→ Task prompt
Each record below should be repeated precisely as written.

----

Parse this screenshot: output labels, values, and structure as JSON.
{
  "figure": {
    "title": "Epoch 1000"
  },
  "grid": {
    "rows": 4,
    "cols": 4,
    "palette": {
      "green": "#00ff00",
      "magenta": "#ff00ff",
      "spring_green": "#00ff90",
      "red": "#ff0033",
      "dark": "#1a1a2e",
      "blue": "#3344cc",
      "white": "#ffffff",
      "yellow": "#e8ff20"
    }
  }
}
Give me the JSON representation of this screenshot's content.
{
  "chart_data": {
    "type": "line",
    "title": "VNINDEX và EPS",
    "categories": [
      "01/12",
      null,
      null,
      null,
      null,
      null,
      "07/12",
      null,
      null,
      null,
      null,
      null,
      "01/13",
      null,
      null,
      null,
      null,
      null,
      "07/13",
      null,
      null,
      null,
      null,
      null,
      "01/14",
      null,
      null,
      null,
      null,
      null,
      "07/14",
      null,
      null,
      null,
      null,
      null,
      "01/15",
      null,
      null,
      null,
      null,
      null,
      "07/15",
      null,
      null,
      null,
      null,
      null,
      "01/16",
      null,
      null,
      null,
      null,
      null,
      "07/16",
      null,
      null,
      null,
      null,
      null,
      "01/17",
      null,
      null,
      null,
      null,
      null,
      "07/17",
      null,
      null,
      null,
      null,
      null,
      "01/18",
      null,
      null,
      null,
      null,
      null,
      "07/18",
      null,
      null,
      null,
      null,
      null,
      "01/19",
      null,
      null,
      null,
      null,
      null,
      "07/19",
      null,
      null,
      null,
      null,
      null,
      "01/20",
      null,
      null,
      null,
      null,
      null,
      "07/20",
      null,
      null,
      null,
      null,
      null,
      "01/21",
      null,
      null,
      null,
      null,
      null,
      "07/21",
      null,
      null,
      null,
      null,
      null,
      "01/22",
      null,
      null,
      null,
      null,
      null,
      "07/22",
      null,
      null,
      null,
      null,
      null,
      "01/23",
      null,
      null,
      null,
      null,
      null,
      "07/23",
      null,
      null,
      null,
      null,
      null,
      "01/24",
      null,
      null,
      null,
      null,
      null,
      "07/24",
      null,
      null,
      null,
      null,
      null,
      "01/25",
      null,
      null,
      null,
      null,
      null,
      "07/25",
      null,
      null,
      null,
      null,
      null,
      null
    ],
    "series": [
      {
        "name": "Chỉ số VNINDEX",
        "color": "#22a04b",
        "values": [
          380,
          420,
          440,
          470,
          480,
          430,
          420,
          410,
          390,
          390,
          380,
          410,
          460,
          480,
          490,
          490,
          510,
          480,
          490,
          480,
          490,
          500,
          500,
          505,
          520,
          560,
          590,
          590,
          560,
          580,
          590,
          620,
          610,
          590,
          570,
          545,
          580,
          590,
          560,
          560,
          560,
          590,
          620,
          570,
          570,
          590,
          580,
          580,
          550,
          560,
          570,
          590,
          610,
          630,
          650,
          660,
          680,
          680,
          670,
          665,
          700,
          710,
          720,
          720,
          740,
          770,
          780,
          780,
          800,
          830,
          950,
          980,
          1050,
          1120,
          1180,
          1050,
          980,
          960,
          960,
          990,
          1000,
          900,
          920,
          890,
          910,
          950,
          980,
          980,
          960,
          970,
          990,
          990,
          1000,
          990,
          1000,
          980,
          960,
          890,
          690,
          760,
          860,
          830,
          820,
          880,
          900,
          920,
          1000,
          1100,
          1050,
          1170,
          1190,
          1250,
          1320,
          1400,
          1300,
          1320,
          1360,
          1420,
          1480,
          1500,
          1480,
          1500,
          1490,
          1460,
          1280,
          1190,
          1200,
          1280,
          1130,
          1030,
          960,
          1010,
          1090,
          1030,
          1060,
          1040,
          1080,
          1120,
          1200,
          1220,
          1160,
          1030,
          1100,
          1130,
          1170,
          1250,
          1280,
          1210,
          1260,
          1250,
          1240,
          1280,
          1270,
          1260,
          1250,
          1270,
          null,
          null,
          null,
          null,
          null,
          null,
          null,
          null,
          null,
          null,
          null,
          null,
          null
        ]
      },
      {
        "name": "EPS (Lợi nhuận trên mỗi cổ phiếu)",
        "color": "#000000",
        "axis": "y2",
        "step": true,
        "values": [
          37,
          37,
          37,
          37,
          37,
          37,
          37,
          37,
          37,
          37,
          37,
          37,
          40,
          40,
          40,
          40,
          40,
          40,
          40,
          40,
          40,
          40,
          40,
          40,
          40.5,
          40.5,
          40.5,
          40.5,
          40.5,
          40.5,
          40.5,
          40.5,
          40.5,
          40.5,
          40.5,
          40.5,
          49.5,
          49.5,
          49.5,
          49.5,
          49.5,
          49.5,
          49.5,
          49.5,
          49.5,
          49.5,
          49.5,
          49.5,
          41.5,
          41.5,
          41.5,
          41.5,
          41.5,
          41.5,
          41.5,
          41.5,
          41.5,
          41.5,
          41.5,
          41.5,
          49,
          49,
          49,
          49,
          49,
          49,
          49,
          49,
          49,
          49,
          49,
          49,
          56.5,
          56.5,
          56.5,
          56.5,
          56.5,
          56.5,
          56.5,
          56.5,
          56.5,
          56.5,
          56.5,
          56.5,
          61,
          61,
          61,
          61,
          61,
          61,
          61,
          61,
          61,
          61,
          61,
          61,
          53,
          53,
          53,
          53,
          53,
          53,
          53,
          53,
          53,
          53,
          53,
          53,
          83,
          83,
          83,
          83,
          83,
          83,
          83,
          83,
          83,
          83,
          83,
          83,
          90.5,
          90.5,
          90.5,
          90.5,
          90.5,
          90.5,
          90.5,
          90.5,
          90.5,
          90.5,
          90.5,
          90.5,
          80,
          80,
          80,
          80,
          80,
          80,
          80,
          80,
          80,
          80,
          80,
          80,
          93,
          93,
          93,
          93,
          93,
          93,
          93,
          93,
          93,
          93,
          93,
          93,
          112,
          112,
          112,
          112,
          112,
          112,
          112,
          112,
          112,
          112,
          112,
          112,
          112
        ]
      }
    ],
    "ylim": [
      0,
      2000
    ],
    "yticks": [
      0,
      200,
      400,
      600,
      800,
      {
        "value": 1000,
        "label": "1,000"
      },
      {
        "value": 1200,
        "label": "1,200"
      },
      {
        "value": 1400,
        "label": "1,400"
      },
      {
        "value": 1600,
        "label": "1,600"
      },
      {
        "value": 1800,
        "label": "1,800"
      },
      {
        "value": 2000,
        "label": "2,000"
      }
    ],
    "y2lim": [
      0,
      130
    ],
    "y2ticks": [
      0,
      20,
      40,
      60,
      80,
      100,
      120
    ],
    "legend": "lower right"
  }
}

----

→ Task response
Parse this screenshot: output labels, values, and structure as JSON.
{
  "figure": {
    "title": "Epoch 1000"
  },
  "grid": {
    "rows": 4,
    "cols": 4,
    "palette": {
      "green": "#00ff00",
      "magenta": "#ff00ff",
      "spring_green": "#00ff90",
      "red": "#ff0033",
      "dark": "#1a1a2e",
      "blue": "#3344cc",
      "white": "#ffffff",
      "yellow": "#e8ff20"
    }
  }
}
Give me the JSON representation of this screenshot's content.
{
  "chart_data": {
    "type": "line",
    "title": "VNINDEX và EPS",
    "categories": [
      "01/12",
      null,
      null,
      null,
      null,
      null,
      "07/12",
      null,
      null,
      null,
      null,
      null,
      "01/13",
      null,
      null,
      null,
      null,
      null,
      "07/13",
      null,
      null,
      null,
      null,
      null,
      "01/14",
      null,
      null,
      null,
      null,
      null,
      "07/14",
      null,
      null,
      null,
      null,
      null,
      "01/15",
      null,
      null,
      null,
      null,
      null,
      "07/15",
      null,
      null,
      null,
      null,
      null,
      "01/16",
      null,
      null,
      null,
      null,
      null,
      "07/16",
      null,
      null,
      null,
      null,
      null,
      "01/17",
      null,
      null,
      null,
      null,
      null,
      "07/17",
      null,
      null,
      null,
      null,
      null,
      "01/18",
      null,
      null,
      null,
      null,
      null,
      "07/18",
      null,
      null,
      null,
      null,
      null,
      "01/19",
      null,
      null,
      null,
      null,
      null,
      "07/19",
      null,
      null,
      null,
      null,
      null,
      "01/20",
      null,
      null,
      null,
      null,
      null,
      "07/20",
      null,
      null,
      null,
      null,
      null,
      "01/21",
      null,
      null,
      null,
      null,
      null,
      "07/21",
      null,
      null,
      null,
      null,
      null,
      "01/22",
      null,
      null,
      null,
      null,
      null,
      "07/22",
      null,
      null,
      null,
      null,
      null,
      "01/23",
      null,
      null,
      null,
      null,
      null,
      "07/23",
      null,
      null,
      null,
      null,
      null,
      "01/24",
      null,
      null,
      null,
      null,
      null,
      "07/24",
      null,
      null,
      null,
      null,
      null,
      "01/25",
      null,
      null,
      null,
      null,
      null,
      "07/25",
      null,
      null,
      null,
      null,
      null,
      null
    ],
    "series": [
      {
        "name": "Chỉ số VNINDEX",
        "color": "#22a04b",
        "values": [
          380,
          420,
          440,
          470,
          480,
          430,
          420,
          410,
          390,
          390,
          380,
          410,
          460,
          480,
          490,
          490,
          510,
          480,
          490,
          480,
          490,
          500,
          500,
          505,
          520,
          560,
          590,
          590,
          560,
          580,
          590,
          620,
          610,
          590,
          570,
          545,
          580,
          590,
          560,
          560,
          560,
          590,
          620,
          570,
          570,
          590,
          580,
          580,
          550,
          560,
          570,
          590,
          610,
          630,
          650,
          660,
          680,
          680,
          670,
          665,
          700,
          710,
          720,
          720,
          740,
          770,
          780,
          780,
          800,
          830,
          950,
          980,
          1050,
          1120,
          1180,
          1050,
          980,
          960,
          960,
          990,
          1000,
          900,
          920,
          890,
          910,
          950,
          980,
          980,
          960,
          970,
          990,
          990,
          1000,
          990,
          1000,
          980,
          960,
          890,
          690,
          760,
          860,
          830,
          820,
          880,
          900,
          920,
          1000,
          1100,
          1050,
          1170,
          1190,
          1250,
          1320,
          1400,
          1300,
          1320,
          1360,
          1420,
          1480,
          1500,
          1480,
          1500,
          1490,
          1460,
          1280,
          1190,
          1200,
          1280,
          1130,
          1030,
          960,
          1010,
          1090,
          1030,
          1060,
          1040,
          1080,
          1120,
          1200,
          1220,
          1160,
          1030,
          1100,
          1130,
          1170,
          1250,
          1280,
          1210,
          1260,
          1250,
          1240,
          1280,
          1270,
          1260,
          1250,
          1270,
          null,
          null,
          null,
          null,
          null,
          null,
          null,
          null,
          null,
          null,
          null,
          null,
          null
        ]
      },
      {
        "name": "EPS (Lợi nhuận trên mỗi cổ phiếu)",
        "color": "#000000",
        "axis": "y2",
        "step": true,
        "values": [
          37,
          37,
          37,
          37,
          37,
          37,
          37,
          37,
          37,
          37,
          37,
          37,
          40,
          40,
          40,
          40,
          40,
          40,
          40,
          40,
          40,
          40,
          40,
          40,
          40.5,
          40.5,
          40.5,
          40.5,
          40.5,
          40.5,
          40.5,
          40.5,
          40.5,
          40.5,
          40.5,
          40.5,
          49.5,
          49.5,
          49.5,
          49.5,
          49.5,
          49.5,
          49.5,
          49.5,
          49.5,
          49.5,
          49.5,
          49.5,
          41.5,
          41.5,
          41.5,
          41.5,
          41.5,
          41.5,
          41.5,
          41.5,
          41.5,
          41.5,
          41.5,
          41.5,
          49,
          49,
          49,
          49,
          49,
          49,
          49,
          49,
          49,
          49,
          49,
          49,
          56.5,
          56.5,
          56.5,
          56.5,
          56.5,
          56.5,
          56.5,
          56.5,
          56.5,
          56.5,
          56.5,
          56.5,
          61,
          61,
          61,
          61,
          61,
          61,
          61,
          61,
          61,
          61,
          61,
          61,
          53,
          53,
          53,
          53,
          53,
          53,
          53,
          53,
          53,
          53,
          53,
          53,
          83,
          83,
          83,
          83,
          83,
          83,
          83,
          83,
          83,
          83,
          83,
          83,
          90.5,
          90.5,
          90.5,
          90.5,
          90.5,
          90.5,
          90.5,
          90.5,
          90.5,
          90.5,
          90.5,
          90.5,
          80,
          80,
          80,
          80,
          80,
          80,
          80,
          80,
          80,
          80,
          80,
          80,
          93,
          93,
          93,
          93,
          93,
          93,
          93,
          93,
          93,
          93,
          93,
          93,
          112,
          112,
          112,
          112,
          112,
          112,
          112,
          112,
          112,
          112,
          112,
          112,
          112
        ]
      }
    ],
    "ylim": [
      0,
      2000
    ],
    "yticks": [
      0,
      200,
      400,
      600,
      800,
      {
        "value": 1000,
        "label": "1,000"
      },
      {
        "value": 1200,
        "label": "1,200"
      },
      {
        "value": 1400,
        "label": "1,400"
      },
      {
        "value": 1600,
        "label": "1,600"
      },
      {
        "value": 1800,
        "label": "1,800"
      },
      {
        "value": 2000,
        "label": "2,000"
      }
    ],
    "y2lim": [
      0,
      130
    ],
    "y2ticks": [
      0,
      20,
      40,
      60,
      80,
      100,
      120
    ],
    "legend": "lower right"
  }
}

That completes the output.